= Work to be completed =
Find the string "sorts" and gather every line that holds it.

Records contained in a dataset
◇ ◇ ◇

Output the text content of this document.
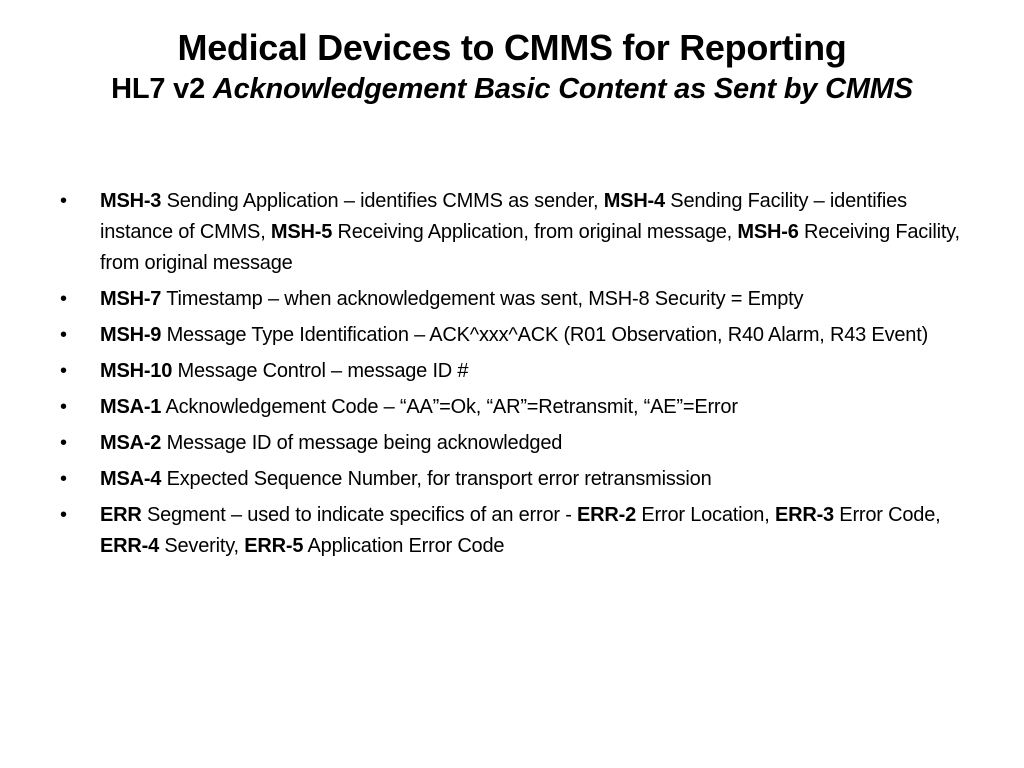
Medical Devices to CMMS for Reporting
HL7 v2 Acknowledgement Basic Content as Sent by CMMS
• MSH-3 Sending Application – identifies CMMS as sender, MSH-4 Sending Facility – identifies instance of CMMS, MSH-5 Receiving Application, from original message, MSH-6 Receiving Facility, from original message
• MSH-7 Timestamp – when acknowledgement was sent, MSH-8 Security = Empty
• MSH-9 Message Type Identification – ACK^xxx^ACK (R01 Observation, R40 Alarm, R43 Event)
• MSH-10 Message Control – message ID #
• MSA-1 Acknowledgement Code – “AA”=Ok, “AR”=Retransmit, “AE”=Error
• MSA-2 Message ID of message being acknowledged
• MSA-4 Expected Sequence Number, for transport error retransmission
• ERR Segment – used to indicate specifics of an error - ERR-2 Error Location, ERR-3 Error Code, ERR-4 Severity, ERR-5 Application Error Code
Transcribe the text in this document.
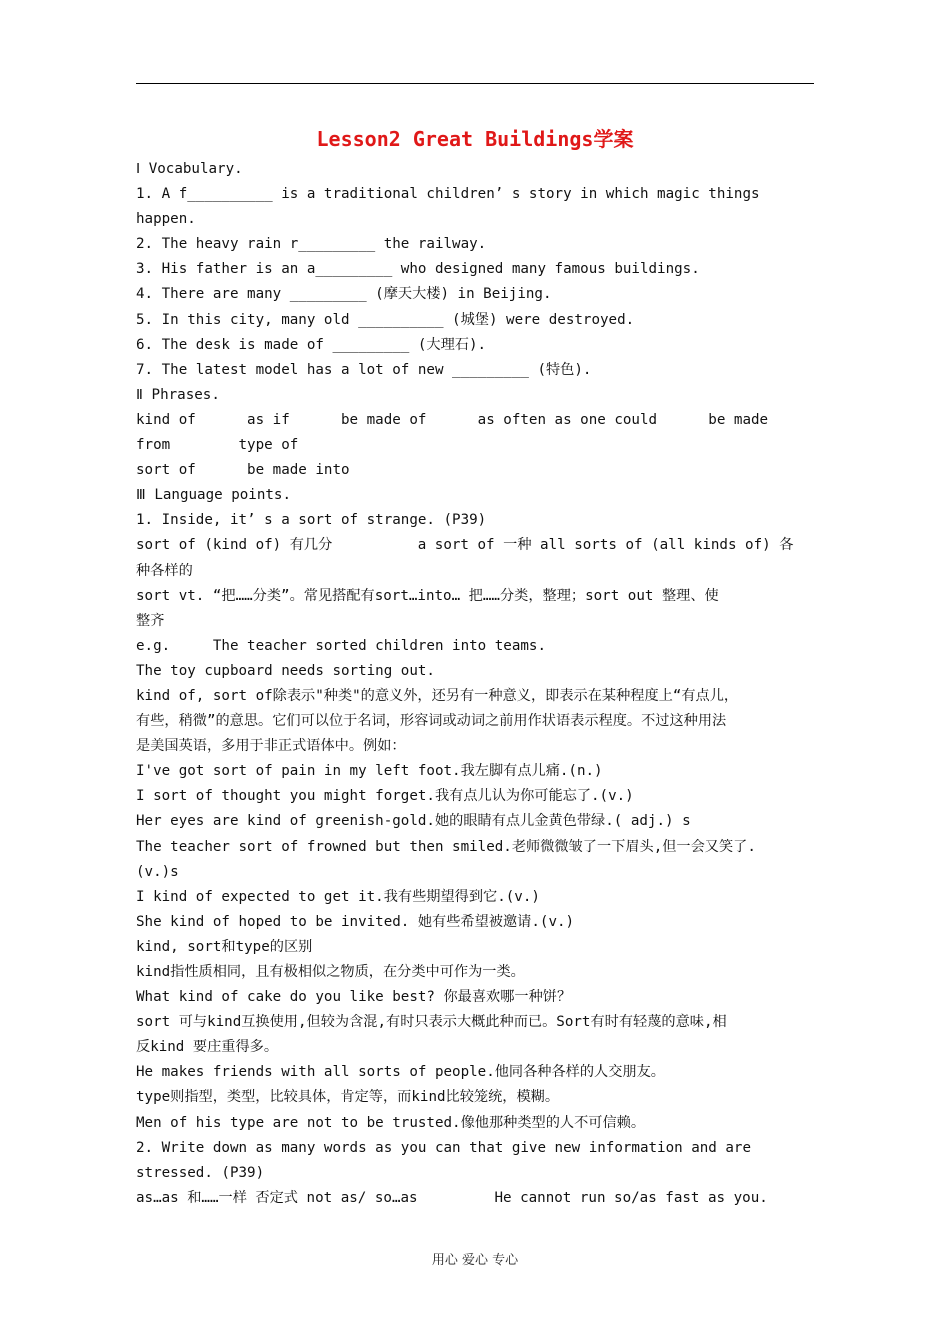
Lesson2 Great Buildings学案
Ⅰ Vocabulary.
1. A f__________ is a traditional children’ s story in which magic things
happen.
2. The heavy rain r_________ the railway.
3. His father is an a_________ who designed many famous buildings.
4. There are many _________ (摩天大楼) in Beijing.
5. In this city, many old __________ (城堡) were destroyed.
6. The desk is made of _________ (大理石).
7. The latest model has a lot of new _________ (特色).
Ⅱ Phrases.
kind of      as if      be made of      as often as one could      be made
from        type of
sort of      be made into
Ⅲ Language points.
1. Inside, it’ s a sort of strange. (P39)
sort of (kind of) 有几分          a sort of 一种 all sorts of (all kinds of) 各
种各样的
sort vt. “把……分类”。常见搭配有sort…into… 把……分类，整理；sort out 整理、使
整齐
e.g.     The teacher sorted children into teams.
The toy cupboard needs sorting out.
kind of, sort of除表示"种类"的意义外，还另有一种意义，即表示在某种程度上“有点儿，
有些，稍微”的意思。它们可以位于名词，形容词或动词之前用作状语表示程度。不过这种用法
是美国英语，多用于非正式语体中。例如：
I've got sort of pain in my left foot.我左脚有点儿痛.(n.)
I sort of thought you might forget.我有点儿认为你可能忘了.(v.)
Her eyes are kind of greenish-gold.她的眼睛有点儿金黄色带绿.( adj.) s
The teacher sort of frowned but then smiled.老师微微皱了一下眉头,但一会又笑了.
(v.)s
I kind of expected to get it.我有些期望得到它.(v.)
She kind of hoped to be invited. 她有些希望被邀请.(v.)
kind, sort和type的区别
kind指性质相同，且有极相似之物质，在分类中可作为一类。
What kind of cake do you like best? 你最喜欢哪一种饼？
sort 可与kind互换使用,但较为含混,有时只表示大概此种而已。Sort有时有轻蔑的意味,相
反kind 要庄重得多。
He makes friends with all sorts of people.他同各种各样的人交朋友。
type则指型，类型，比较具体，肯定等，而kind比较笼统，模糊。
Men of his type are not to be trusted.像他那种类型的人不可信赖。
2. Write down as many words as you can that give new information and are
stressed. (P39)
as…as 和……一样 否定式 not as/ so…as         He cannot run so/as fast as you.
用心 爱心 专心
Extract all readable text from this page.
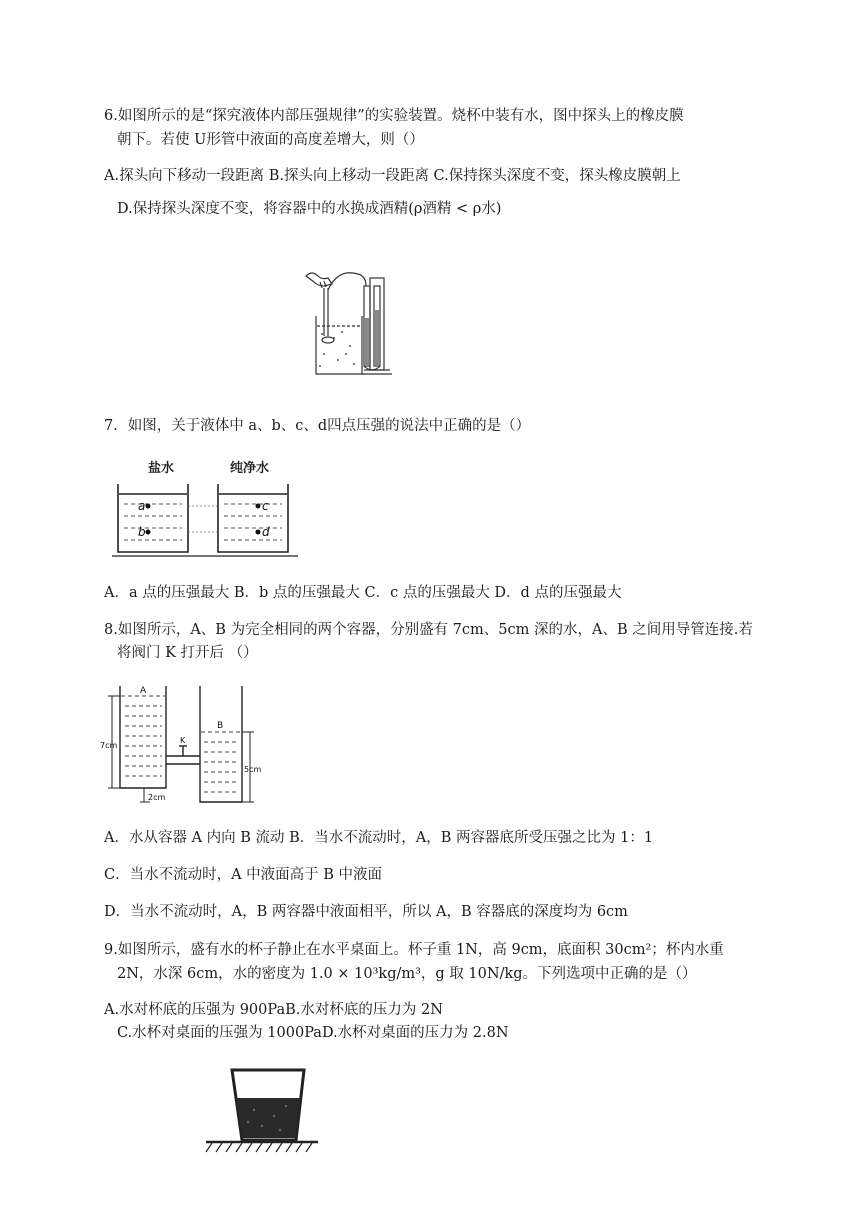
6.如图所示的是“探究液体内部压强规律”的实验装置。烧杯中装有水，图中探头上的橡皮膜
朝下。若使 U形管中液面的高度差增大，则（）
A.探头向下移动一段距离 B.探头向上移动一段距离 C.保持探头深度不变，探头橡皮膜朝上
D.保持探头深度不变，将容器中的水换成酒精(ρ酒精 < ρ水)
7．如图，关于液体中 a、b、c、d四点压强的说法中正确的是（）
盐水	纯净水
a
b
c
d
A．a 点的压强最大 B．b 点的压强最大 C．c 点的压强最大 D．d 点的压强最大
8.如图所示，A、B 为完全相同的两个容器，分别盛有 7cm、5cm 深的水，A、B 之间用导管连接.若
将阀门 K 打开后 （）
A
B
K
7cm
5cm
2cm
A．水从容器 A 内向 B 流动 B．当水不流动时，A，B 两容器底所受压强之比为 1：1
C．当水不流动时，A 中液面高于 B 中液面
D．当水不流动时，A，B 两容器中液面相平，所以 A，B 容器底的深度均为 6cm
9.如图所示，盛有水的杯子静止在水平桌面上。杯子重 1N，高 9cm，底面积 30cm²；杯内水重
2N，水深 6cm，水的密度为 1.0 × 10³kg/m³，g 取 10N/kg。下列选项中正确的是（）
A.水对杯底的压强为 900PaB.水对杯底的压力为 2N
C.水杯对桌面的压强为 1000PaD.水杯对桌面的压力为 2.8N
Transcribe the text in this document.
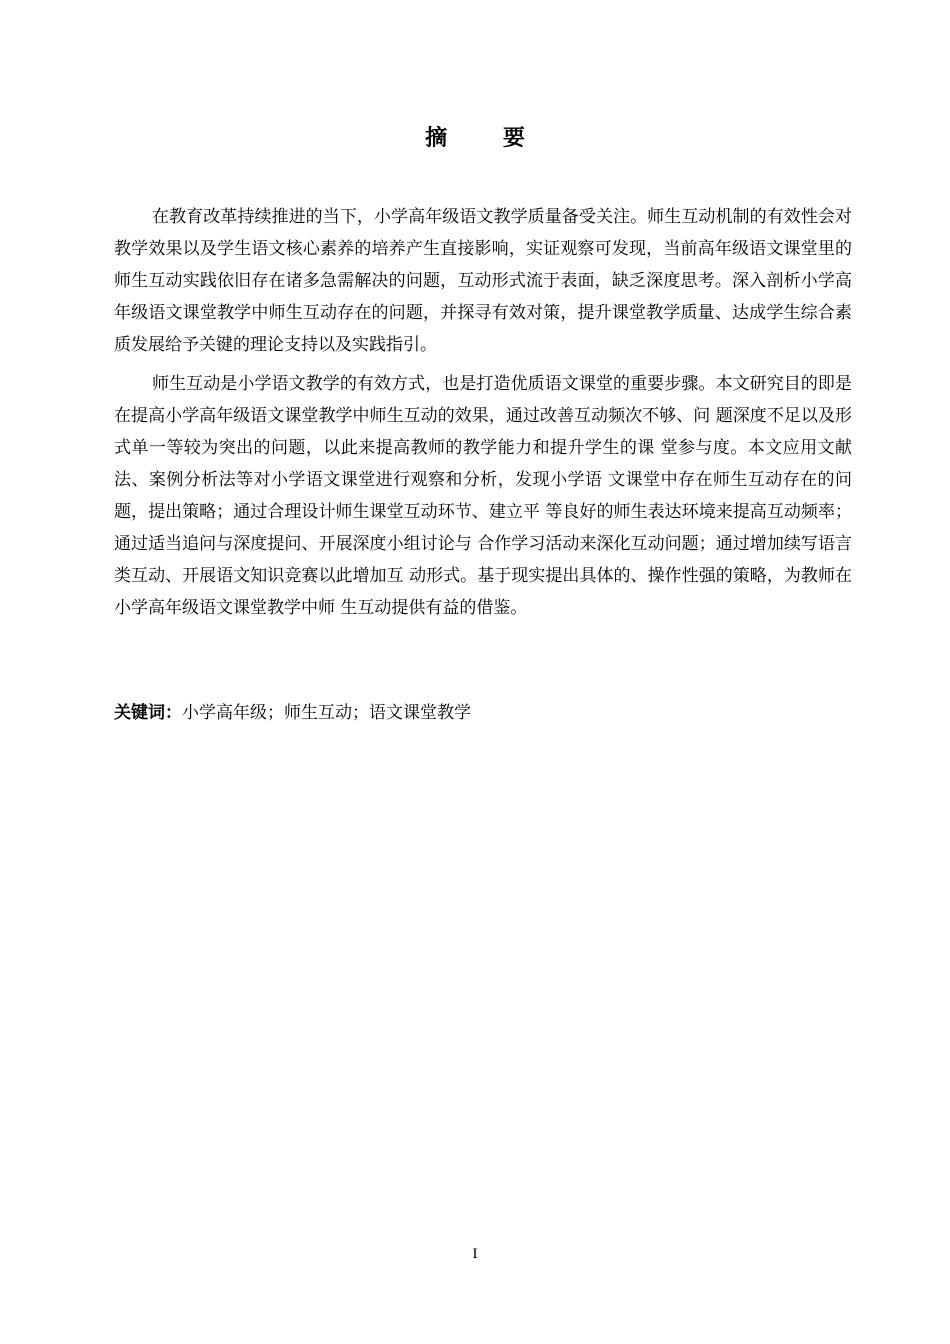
摘 要

在教育改革持续推进的当下，小学高年级语文教学质量备受关注。师生互动机制的有效性会对教学效果以及学生语文核心素养的培养产生直接影响，实证观察可发现，当前高年级语文课堂里的师生互动实践依旧存在诸多急需解决的问题，互动形式流于表面，缺乏深度思考。深入剖析小学高年级语文课堂教学中师生互动存在的问题，并探寻有效对策，提升课堂教学质量、达成学生综合素质发展给予关键的理论支持以及实践指引。

师生互动是小学语文教学的有效方式，也是打造优质语文课堂的重要步骤。本文研究目的即是在提高小学高年级语文课堂教学中师生互动的效果，通过改善互动频次不够、问 题深度不足以及形式单一等较为突出的问题，以此来提高教师的教学能力和提升学生的课 堂参与度。本文应用文献法、案例分析法等对小学语文课堂进行观察和分析，发现小学语 文课堂中存在师生互动存在的问题，提出策略；通过合理设计师生课堂互动环节、建立平 等良好的师生表达环境来提高互动频率；通过适当追问与深度提问、开展深度小组讨论与 合作学习活动来深化互动问题；通过增加续写语言类互动、开展语文知识竞赛以此增加互 动形式。基于现实提出具体的、操作性强的策略，为教师在小学高年级语文课堂教学中师 生互动提供有益的借鉴。

关键词：小学高年级；师生互动；语文课堂教学
I
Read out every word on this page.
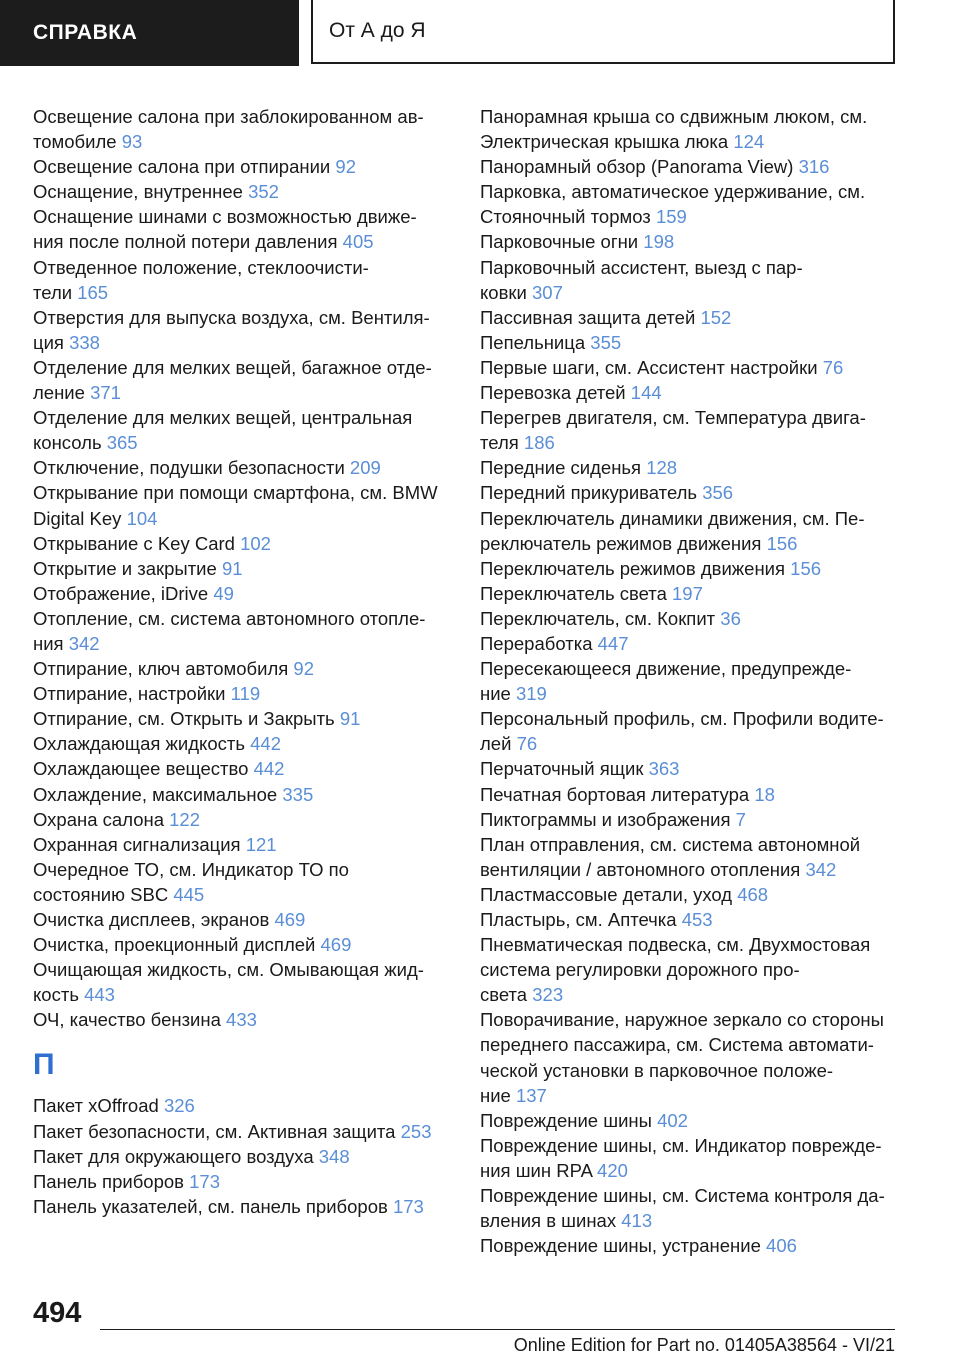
СПРАВКА	От А до Я
Освещение салона при заблокированном ав-
томобиле 93
Освещение салона при отпирании 92
Оснащение, внутреннее 352
Оснащение шинами с возможностью движе-
ния после полной потери давления 405
Отведенное положение, стеклоочисти-
тели 165
Отверстия для выпуска воздуха, см. Вентиля-
ция 338
Отделение для мелких вещей, багажное отде-
ление 371
Отделение для мелких вещей, центральная
консоль 365
Отключение, подушки безопасности 209
Открывание при помощи смартфона, см. BMW
Digital Key 104
Открывание с Key Card 102
Открытие и закрытие 91
Отображение, iDrive 49
Отопление, см. система автономного отопле-
ния 342
Отпирание, ключ автомобиля 92
Отпирание, настройки 119
Отпирание, см. Открыть и Закрыть 91
Охлаждающая жидкость 442
Охлаждающее вещество 442
Охлаждение, максимальное 335
Охрана салона 122
Охранная сигнализация 121
Очередное ТО, см. Индикатор ТО по
состоянию SBC 445
Очистка дисплеев, экранов 469
Очистка, проекционный дисплей 469
Очищающая жидкость, см. Омывающая жид-
кость 443
ОЧ, качество бензина 433
П
Пакет xOffroad 326
Пакет безопасности, см. Активная защита 253
Пакет для окружающего воздуха 348
Панель приборов 173
Панель указателей, см. панель приборов 173
Панорамная крыша со сдвижным люком, см.
Электрическая крышка люка 124
Панорамный обзор (Panorama View) 316
Парковка, автоматическое удерживание, см.
Стояночный тормоз 159
Парковочные огни 198
Парковочный ассистент, выезд с пар-
ковки 307
Пассивная защита детей 152
Пепельница 355
Первые шаги, см. Ассистент настройки 76
Перевозка детей 144
Перегрев двигателя, см. Температура двига-
теля 186
Передние сиденья 128
Передний прикуриватель 356
Переключатель динамики движения, см. Пе-
реключатель режимов движения 156
Переключатель режимов движения 156
Переключатель света 197
Переключатель, см. Кокпит 36
Переработка 447
Пересекающееся движение, предупрежде-
ние 319
Персональный профиль, см. Профили водите-
лей 76
Перчаточный ящик 363
Печатная бортовая литература 18
Пиктограммы и изображения 7
План отправления, см. система автономной
вентиляции / автономного отопления 342
Пластмассовые детали, уход 468
Пластырь, см. Аптечка 453
Пневматическая подвеска, см. Двухмостовая
система регулировки дорожного про-
света 323
Поворачивание, наружное зеркало со стороны
переднего пассажира, см. Система автомати-
ческой установки в парковочное положе-
ние 137
Повреждение шины 402
Повреждение шины, см. Индикатор поврежде-
ния шин RPA 420
Повреждение шины, см. Система контроля да-
вления в шинах 413
Повреждение шины, устранение 406
494
Online Edition for Part no. 01405A38564 - VI/21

◇ ◇ ◇

= Correct response =
sort of (kind of) 有几分          a sort of 一种 all sorts of (all kinds of) 各
He makes friends with all sorts of people.他同各种各样的人交朋友。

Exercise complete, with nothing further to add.